Look through the material below. Copy every line with the string "BİVİLLAM" in it.

## Provided entries
*****

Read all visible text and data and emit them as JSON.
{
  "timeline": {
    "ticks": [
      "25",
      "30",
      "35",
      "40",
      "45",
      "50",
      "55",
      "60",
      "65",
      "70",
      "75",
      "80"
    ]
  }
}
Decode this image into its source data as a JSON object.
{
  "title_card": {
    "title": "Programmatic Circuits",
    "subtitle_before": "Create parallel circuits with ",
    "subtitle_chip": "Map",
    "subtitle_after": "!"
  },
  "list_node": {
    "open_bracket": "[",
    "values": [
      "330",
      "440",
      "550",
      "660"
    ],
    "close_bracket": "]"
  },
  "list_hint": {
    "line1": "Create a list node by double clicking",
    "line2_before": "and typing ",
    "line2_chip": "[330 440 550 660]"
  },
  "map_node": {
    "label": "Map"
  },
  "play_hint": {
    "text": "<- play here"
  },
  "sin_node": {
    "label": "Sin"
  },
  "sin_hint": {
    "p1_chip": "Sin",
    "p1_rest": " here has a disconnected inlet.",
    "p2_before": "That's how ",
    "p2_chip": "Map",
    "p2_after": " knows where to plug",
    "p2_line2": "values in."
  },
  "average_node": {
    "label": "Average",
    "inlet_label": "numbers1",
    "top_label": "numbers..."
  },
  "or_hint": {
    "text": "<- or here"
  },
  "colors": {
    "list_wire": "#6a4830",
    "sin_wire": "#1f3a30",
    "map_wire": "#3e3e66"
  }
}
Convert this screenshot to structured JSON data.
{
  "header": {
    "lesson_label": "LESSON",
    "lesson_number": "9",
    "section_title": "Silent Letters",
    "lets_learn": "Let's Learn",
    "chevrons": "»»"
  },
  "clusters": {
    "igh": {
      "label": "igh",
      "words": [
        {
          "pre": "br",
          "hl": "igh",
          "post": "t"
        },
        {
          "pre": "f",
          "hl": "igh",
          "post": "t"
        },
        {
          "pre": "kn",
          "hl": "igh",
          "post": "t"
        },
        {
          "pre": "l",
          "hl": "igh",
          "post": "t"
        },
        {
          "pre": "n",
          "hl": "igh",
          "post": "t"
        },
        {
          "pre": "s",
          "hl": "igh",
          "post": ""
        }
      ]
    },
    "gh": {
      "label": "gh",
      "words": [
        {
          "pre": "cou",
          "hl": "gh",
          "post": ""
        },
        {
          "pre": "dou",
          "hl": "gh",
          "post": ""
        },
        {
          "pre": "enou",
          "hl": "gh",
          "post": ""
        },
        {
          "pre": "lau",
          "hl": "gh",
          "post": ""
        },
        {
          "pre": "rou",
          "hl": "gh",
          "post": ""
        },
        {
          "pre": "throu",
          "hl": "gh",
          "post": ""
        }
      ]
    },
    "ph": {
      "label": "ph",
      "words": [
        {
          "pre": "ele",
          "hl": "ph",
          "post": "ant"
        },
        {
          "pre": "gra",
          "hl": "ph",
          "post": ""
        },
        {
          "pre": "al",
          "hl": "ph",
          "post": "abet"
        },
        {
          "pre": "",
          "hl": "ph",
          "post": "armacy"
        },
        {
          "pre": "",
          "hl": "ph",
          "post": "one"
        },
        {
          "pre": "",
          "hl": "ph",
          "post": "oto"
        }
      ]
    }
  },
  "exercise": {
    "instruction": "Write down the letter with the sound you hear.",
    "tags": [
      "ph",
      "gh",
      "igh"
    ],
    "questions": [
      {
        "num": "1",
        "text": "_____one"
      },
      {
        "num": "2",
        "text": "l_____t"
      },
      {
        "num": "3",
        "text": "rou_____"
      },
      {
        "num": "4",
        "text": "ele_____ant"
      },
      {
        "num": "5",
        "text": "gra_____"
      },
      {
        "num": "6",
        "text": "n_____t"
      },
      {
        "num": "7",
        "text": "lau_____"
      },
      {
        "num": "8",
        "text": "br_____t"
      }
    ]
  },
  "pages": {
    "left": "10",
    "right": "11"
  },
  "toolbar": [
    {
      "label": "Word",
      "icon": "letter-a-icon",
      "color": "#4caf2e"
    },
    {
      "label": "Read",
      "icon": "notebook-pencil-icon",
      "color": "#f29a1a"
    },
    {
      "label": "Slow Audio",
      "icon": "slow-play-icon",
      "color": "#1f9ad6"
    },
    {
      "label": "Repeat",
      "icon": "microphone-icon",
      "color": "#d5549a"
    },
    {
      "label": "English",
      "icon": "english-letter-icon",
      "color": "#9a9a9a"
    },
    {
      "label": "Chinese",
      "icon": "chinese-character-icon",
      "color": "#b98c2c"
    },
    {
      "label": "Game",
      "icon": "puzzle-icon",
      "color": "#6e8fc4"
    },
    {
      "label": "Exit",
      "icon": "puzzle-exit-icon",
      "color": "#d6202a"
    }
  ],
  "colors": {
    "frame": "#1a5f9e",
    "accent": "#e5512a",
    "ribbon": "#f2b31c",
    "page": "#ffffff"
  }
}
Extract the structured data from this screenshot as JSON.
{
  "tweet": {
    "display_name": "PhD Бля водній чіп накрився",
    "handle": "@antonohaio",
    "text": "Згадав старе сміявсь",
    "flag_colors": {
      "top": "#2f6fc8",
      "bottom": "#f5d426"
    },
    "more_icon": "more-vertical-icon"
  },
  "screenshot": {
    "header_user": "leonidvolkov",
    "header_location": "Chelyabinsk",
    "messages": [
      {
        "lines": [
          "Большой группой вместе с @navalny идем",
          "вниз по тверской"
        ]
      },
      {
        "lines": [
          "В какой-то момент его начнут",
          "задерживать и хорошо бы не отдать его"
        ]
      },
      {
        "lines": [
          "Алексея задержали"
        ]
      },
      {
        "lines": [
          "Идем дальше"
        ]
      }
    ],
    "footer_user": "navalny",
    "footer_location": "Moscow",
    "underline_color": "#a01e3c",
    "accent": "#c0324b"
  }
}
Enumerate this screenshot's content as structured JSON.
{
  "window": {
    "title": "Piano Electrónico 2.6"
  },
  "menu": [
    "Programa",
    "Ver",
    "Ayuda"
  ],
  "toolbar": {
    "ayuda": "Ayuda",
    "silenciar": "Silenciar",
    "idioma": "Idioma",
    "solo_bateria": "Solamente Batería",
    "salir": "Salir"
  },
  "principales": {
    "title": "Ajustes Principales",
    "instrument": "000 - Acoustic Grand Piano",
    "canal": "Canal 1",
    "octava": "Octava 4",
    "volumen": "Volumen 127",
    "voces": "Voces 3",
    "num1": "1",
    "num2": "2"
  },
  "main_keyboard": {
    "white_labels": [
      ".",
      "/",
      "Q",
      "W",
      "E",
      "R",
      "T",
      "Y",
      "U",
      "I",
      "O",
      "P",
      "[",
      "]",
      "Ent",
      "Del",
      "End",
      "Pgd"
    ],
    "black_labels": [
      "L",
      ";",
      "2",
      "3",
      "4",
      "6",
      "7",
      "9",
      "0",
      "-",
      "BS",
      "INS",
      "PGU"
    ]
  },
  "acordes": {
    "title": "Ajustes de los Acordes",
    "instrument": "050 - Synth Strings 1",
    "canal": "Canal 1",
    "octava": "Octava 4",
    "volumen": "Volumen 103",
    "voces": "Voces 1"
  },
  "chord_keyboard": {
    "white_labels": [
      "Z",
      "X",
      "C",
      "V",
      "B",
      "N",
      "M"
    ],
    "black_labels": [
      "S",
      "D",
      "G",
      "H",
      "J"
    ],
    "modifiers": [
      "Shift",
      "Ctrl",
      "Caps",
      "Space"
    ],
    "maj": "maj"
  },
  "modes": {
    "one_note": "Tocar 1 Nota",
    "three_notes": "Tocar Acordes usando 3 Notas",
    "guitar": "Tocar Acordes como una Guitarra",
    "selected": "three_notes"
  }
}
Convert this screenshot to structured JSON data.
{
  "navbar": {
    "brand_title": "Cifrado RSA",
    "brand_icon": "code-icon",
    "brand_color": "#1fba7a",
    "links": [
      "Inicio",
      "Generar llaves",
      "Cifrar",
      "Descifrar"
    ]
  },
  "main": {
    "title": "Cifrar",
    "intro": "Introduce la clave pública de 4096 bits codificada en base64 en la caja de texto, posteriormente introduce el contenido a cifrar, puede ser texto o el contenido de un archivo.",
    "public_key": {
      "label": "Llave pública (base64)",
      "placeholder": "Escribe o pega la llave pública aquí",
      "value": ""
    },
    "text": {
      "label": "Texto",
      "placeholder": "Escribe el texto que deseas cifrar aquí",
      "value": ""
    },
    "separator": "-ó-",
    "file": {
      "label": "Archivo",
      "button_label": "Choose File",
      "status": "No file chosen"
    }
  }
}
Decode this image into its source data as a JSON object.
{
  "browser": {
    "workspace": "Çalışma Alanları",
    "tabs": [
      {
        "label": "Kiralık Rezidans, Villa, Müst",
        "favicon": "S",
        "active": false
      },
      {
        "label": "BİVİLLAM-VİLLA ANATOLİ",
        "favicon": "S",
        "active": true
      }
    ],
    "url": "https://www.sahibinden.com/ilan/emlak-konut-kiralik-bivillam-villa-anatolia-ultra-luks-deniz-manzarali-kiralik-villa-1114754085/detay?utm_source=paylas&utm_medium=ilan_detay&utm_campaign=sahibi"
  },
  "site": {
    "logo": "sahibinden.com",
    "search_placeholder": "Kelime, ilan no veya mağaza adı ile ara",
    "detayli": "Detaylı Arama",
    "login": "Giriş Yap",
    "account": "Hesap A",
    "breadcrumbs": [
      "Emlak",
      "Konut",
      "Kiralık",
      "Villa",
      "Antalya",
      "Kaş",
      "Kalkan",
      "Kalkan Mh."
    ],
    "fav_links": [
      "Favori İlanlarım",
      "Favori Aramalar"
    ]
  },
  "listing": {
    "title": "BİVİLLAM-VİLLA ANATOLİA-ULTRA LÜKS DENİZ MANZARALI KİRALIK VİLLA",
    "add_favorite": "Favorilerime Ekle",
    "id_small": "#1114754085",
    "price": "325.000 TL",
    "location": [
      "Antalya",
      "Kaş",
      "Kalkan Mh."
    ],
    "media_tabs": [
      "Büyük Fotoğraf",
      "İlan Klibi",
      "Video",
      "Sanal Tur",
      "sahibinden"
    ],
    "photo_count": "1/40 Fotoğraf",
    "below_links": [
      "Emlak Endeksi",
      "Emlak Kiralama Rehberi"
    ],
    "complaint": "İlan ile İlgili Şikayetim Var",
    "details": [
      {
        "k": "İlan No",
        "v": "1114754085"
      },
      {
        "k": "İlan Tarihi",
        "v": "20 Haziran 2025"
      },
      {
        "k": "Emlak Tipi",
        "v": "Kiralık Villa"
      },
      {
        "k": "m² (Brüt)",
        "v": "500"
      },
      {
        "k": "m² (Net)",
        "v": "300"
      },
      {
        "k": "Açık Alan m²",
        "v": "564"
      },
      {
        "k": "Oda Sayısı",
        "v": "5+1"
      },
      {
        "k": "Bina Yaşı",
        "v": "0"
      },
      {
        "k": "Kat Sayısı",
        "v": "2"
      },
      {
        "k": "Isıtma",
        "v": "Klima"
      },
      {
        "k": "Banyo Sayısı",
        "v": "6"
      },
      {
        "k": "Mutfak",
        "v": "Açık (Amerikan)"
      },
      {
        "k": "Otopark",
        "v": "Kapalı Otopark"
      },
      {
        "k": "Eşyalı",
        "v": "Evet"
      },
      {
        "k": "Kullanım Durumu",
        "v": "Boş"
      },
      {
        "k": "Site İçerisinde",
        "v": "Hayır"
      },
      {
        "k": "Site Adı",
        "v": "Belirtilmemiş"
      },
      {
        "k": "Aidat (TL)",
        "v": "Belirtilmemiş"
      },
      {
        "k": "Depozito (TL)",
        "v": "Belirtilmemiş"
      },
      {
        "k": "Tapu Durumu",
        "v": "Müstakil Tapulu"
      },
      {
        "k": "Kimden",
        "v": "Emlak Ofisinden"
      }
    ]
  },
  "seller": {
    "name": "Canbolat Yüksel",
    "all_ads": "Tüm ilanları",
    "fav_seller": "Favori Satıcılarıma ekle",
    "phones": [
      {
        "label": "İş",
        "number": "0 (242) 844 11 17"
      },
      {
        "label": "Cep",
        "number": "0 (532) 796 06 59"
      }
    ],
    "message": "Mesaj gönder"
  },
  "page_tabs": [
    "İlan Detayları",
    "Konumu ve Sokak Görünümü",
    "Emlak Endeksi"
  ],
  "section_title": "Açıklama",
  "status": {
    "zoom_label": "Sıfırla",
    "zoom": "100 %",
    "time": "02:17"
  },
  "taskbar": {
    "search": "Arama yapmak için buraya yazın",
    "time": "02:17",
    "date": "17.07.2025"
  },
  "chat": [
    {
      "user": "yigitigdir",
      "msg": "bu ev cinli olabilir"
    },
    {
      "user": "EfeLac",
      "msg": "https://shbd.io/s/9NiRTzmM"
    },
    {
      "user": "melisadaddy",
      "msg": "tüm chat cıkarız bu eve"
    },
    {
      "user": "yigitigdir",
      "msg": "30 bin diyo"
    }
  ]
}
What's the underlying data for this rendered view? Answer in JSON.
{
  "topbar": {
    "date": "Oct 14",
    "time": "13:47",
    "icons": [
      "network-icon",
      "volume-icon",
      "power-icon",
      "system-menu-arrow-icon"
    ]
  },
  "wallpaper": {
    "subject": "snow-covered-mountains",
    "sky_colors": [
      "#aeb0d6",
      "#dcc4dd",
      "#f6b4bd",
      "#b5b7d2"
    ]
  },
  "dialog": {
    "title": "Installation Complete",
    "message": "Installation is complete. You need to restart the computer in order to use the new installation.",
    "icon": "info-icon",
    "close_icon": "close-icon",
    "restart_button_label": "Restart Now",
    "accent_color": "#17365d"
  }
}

*****

## Answer for this exercise
        "label": "BİVİLLAM-VİLLA ANATOLİ",
    "title": "BİVİLLAM-VİLLA ANATOLİA-ULTRA LÜKS DENİZ MANZARALI KİRALIK VİLLA",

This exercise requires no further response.